[Start of Source data]

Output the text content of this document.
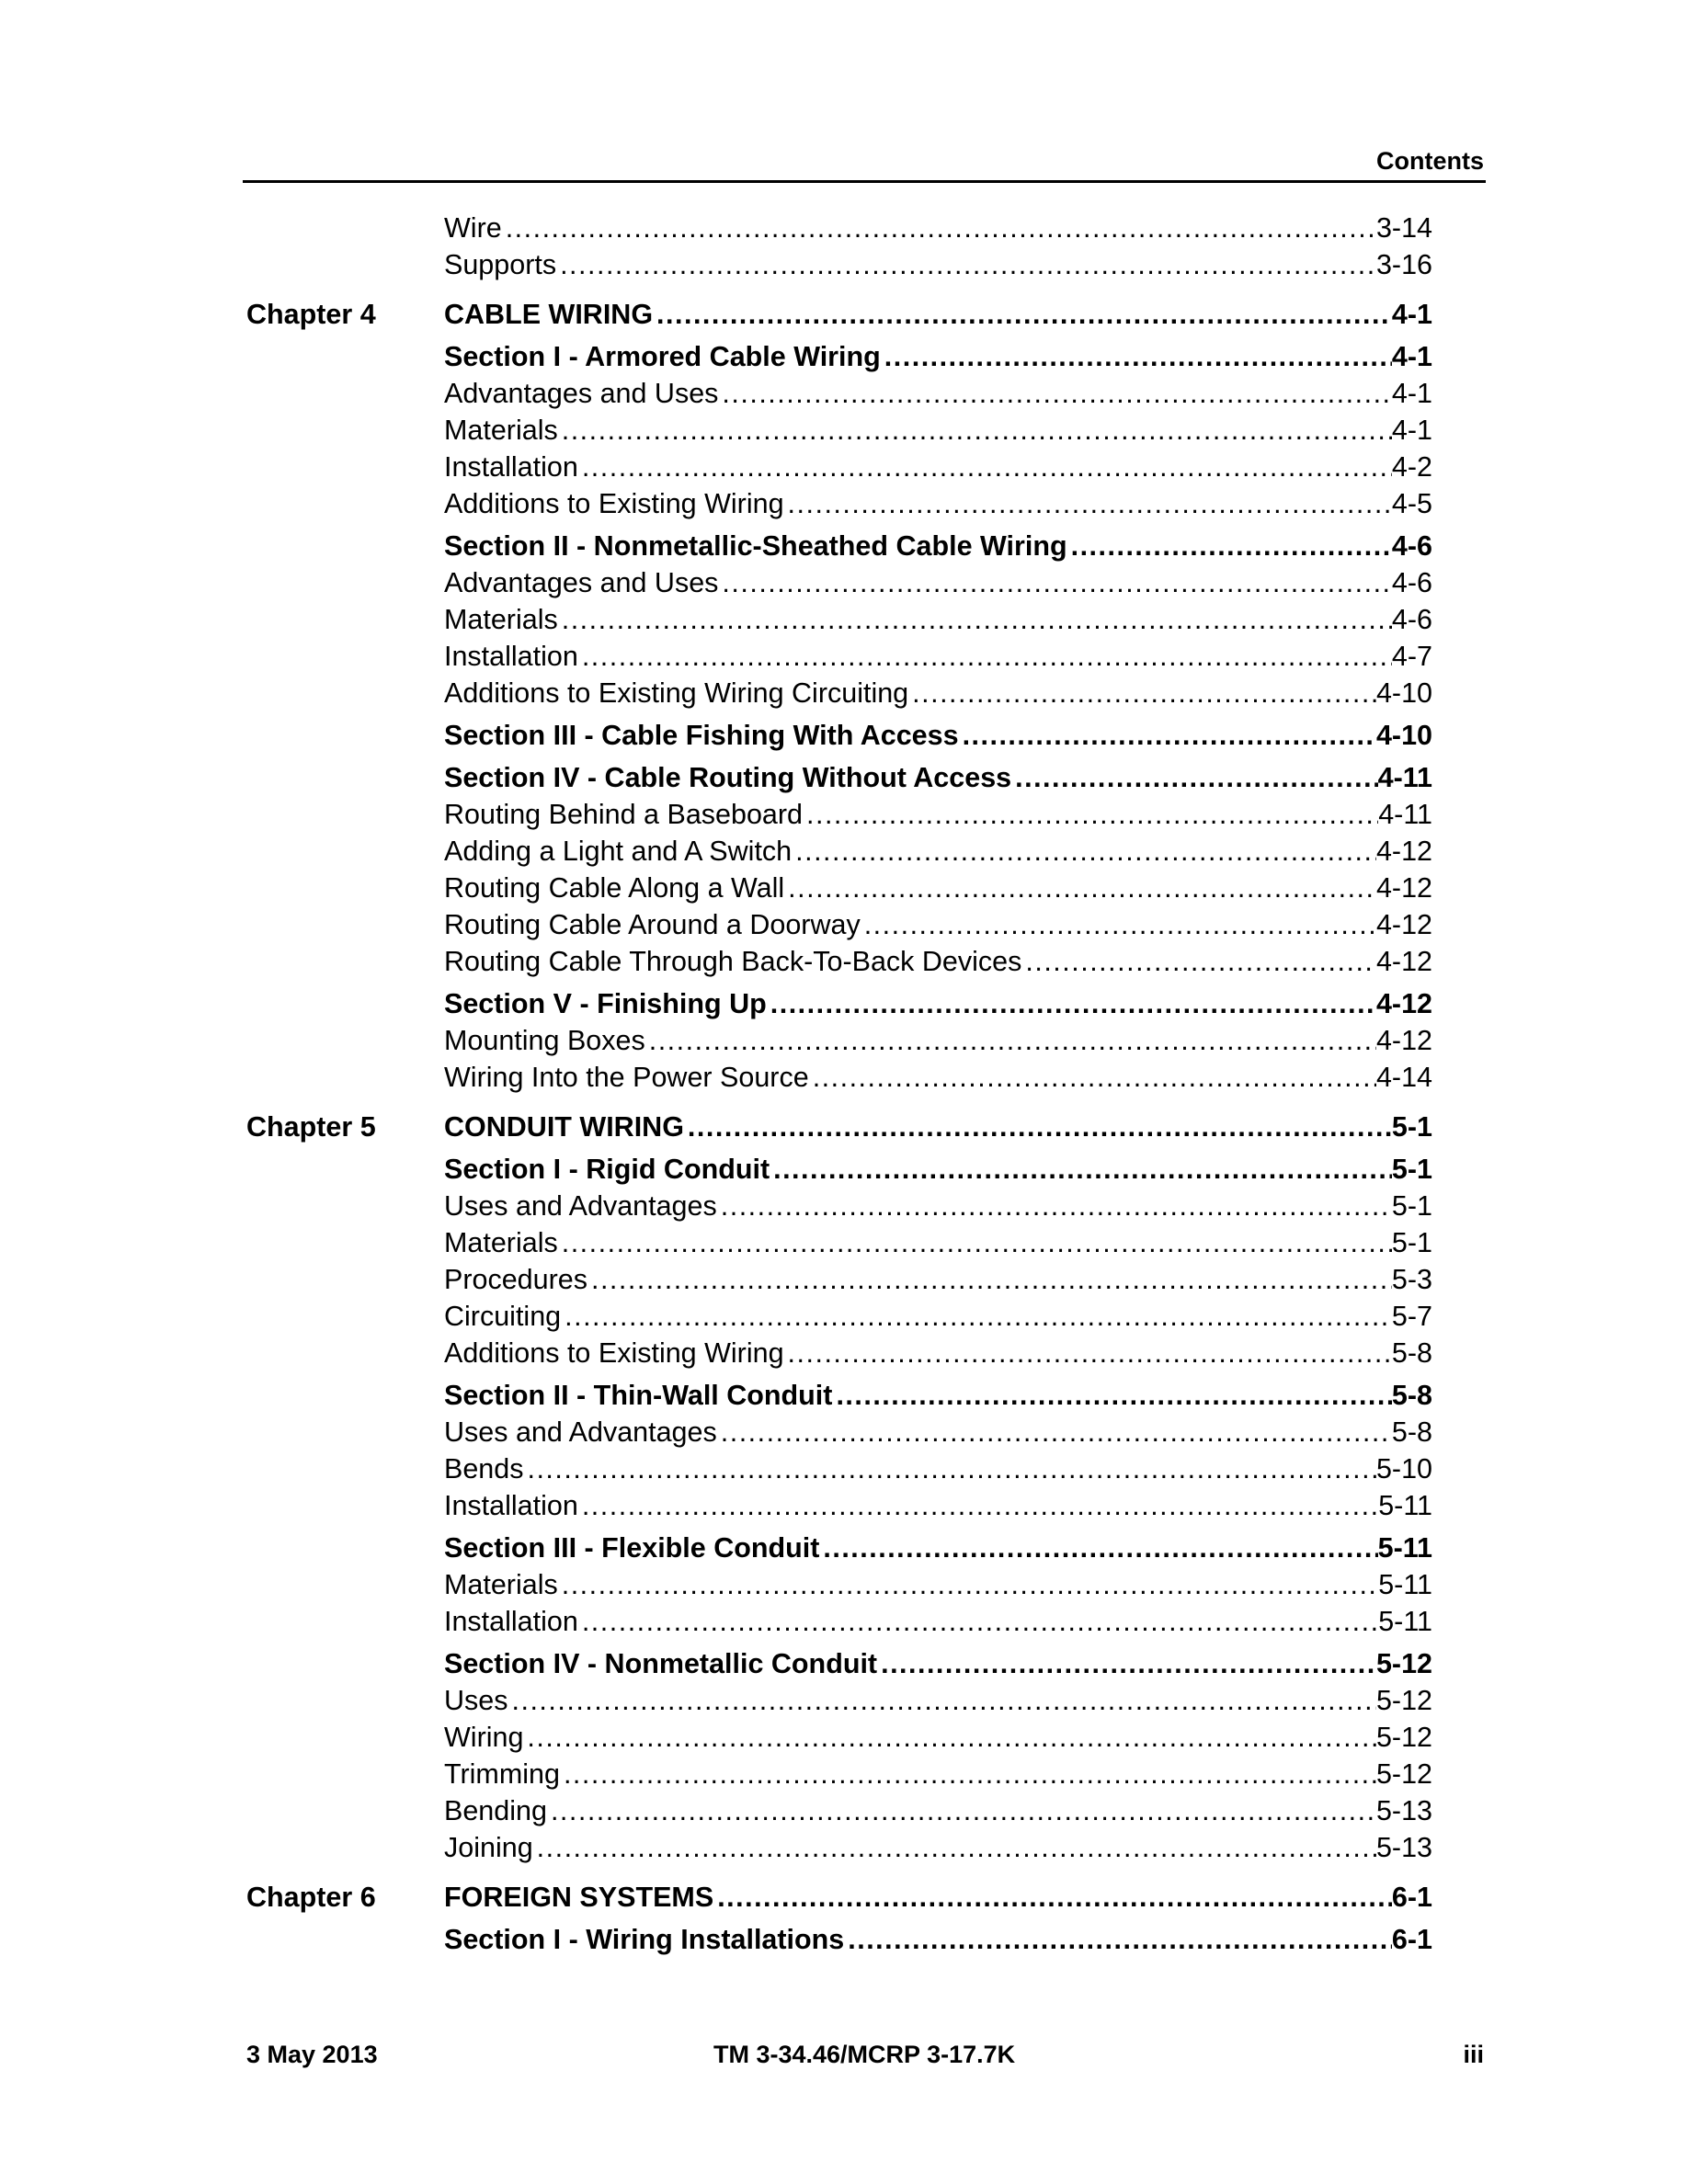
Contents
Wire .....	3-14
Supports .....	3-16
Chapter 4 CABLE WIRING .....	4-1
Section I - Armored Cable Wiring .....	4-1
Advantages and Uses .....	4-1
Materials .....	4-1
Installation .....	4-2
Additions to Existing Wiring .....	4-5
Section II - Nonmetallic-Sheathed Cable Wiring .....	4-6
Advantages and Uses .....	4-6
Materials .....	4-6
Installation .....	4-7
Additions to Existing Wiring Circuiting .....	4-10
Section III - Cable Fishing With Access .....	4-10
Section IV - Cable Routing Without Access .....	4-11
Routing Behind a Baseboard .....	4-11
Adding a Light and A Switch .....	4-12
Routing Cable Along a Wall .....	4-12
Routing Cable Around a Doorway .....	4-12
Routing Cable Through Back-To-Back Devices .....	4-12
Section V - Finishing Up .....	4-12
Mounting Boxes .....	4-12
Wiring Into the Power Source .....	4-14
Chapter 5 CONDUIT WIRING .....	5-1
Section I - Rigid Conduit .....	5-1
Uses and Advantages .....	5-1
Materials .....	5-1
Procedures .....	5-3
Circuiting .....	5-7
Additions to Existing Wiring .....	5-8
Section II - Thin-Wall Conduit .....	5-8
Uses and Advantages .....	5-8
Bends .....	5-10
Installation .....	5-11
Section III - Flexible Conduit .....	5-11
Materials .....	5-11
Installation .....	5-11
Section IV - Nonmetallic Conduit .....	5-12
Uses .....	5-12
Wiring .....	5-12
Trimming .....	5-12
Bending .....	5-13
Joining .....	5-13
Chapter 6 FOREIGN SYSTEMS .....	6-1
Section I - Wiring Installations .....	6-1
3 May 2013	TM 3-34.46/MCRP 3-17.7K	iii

[End of Source data]

**Direction:** The data should be printed again unchanged; leave its pictures out.

**Answer in full:**
Output the text content of this document.
Contents
Wire .....	3-14
Supports .....	3-16
Chapter 4 CABLE WIRING .....	4-1
Section I - Armored Cable Wiring .....	4-1
Advantages and Uses .....	4-1
Materials .....	4-1
Installation .....	4-2
Additions to Existing Wiring .....	4-5
Section II - Nonmetallic-Sheathed Cable Wiring .....	4-6
Advantages and Uses .....	4-6
Materials .....	4-6
Installation .....	4-7
Additions to Existing Wiring Circuiting .....	4-10
Section III - Cable Fishing With Access .....	4-10
Section IV - Cable Routing Without Access .....	4-11
Routing Behind a Baseboard .....	4-11
Adding a Light and A Switch .....	4-12
Routing Cable Along a Wall .....	4-12
Routing Cable Around a Doorway .....	4-12
Routing Cable Through Back-To-Back Devices .....	4-12
Section V - Finishing Up .....	4-12
Mounting Boxes .....	4-12
Wiring Into the Power Source .....	4-14
Chapter 5 CONDUIT WIRING .....	5-1
Section I - Rigid Conduit .....	5-1
Uses and Advantages .....	5-1
Materials .....	5-1
Procedures .....	5-3
Circuiting .....	5-7
Additions to Existing Wiring .....	5-8
Section II - Thin-Wall Conduit .....	5-8
Uses and Advantages .....	5-8
Bends .....	5-10
Installation .....	5-11
Section III - Flexible Conduit .....	5-11
Materials .....	5-11
Installation .....	5-11
Section IV - Nonmetallic Conduit .....	5-12
Uses .....	5-12
Wiring .....	5-12
Trimming .....	5-12
Bending .....	5-13
Joining .....	5-13
Chapter 6 FOREIGN SYSTEMS .....	6-1
Section I - Wiring Installations .....	6-1
3 May 2013	TM 3-34.46/MCRP 3-17.7K	iii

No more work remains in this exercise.